▶ _Supplied information_:
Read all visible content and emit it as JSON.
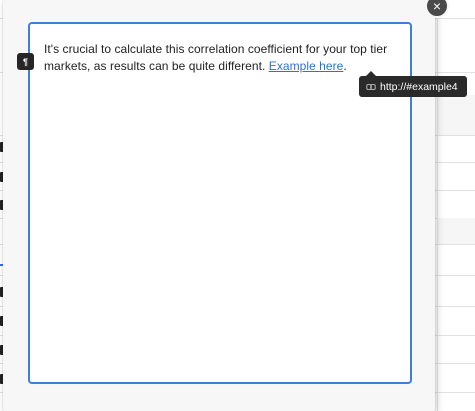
{
  "modal": {
    "close_label": "×",
    "editor": {
      "text_before_link": "It's crucial to calculate this correlation coefficient for your top tier markets, as results can be quite different. ",
      "link_text": "Example here",
      "text_after_link": "."
    }
  },
  "paragraph_marker": {
    "glyph": "¶",
    "icon": "paragraph-icon"
  },
  "link_tooltip": {
    "url": "http://#example4",
    "icon": "link-icon"
  },
  "colors": {
    "accent": "#3f7fdc",
    "link": "#2a72d4",
    "tooltip_bg": "#2a2a2a"
  }
}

▶ _Exercise instructions_:
Every record above should come back exactly, but without its pictures.

▶ _Written answer_:
Read all visible content and emit it as JSON.
{
  "modal": {
    "close_label": "×",
    "editor": {
      "text_before_link": "It's crucial to calculate this correlation coefficient for your top tier markets, as results can be quite different. ",
      "link_text": "Example here",
      "text_after_link": "."
    }
  },
  "paragraph_marker": {
    "glyph": "¶",
    "icon": "paragraph-icon"
  },
  "link_tooltip": {
    "url": "http://#example4",
    "icon": "link-icon"
  },
  "colors": {
    "accent": "#3f7fdc",
    "link": "#2a72d4",
    "tooltip_bg": "#2a2a2a"
  }
}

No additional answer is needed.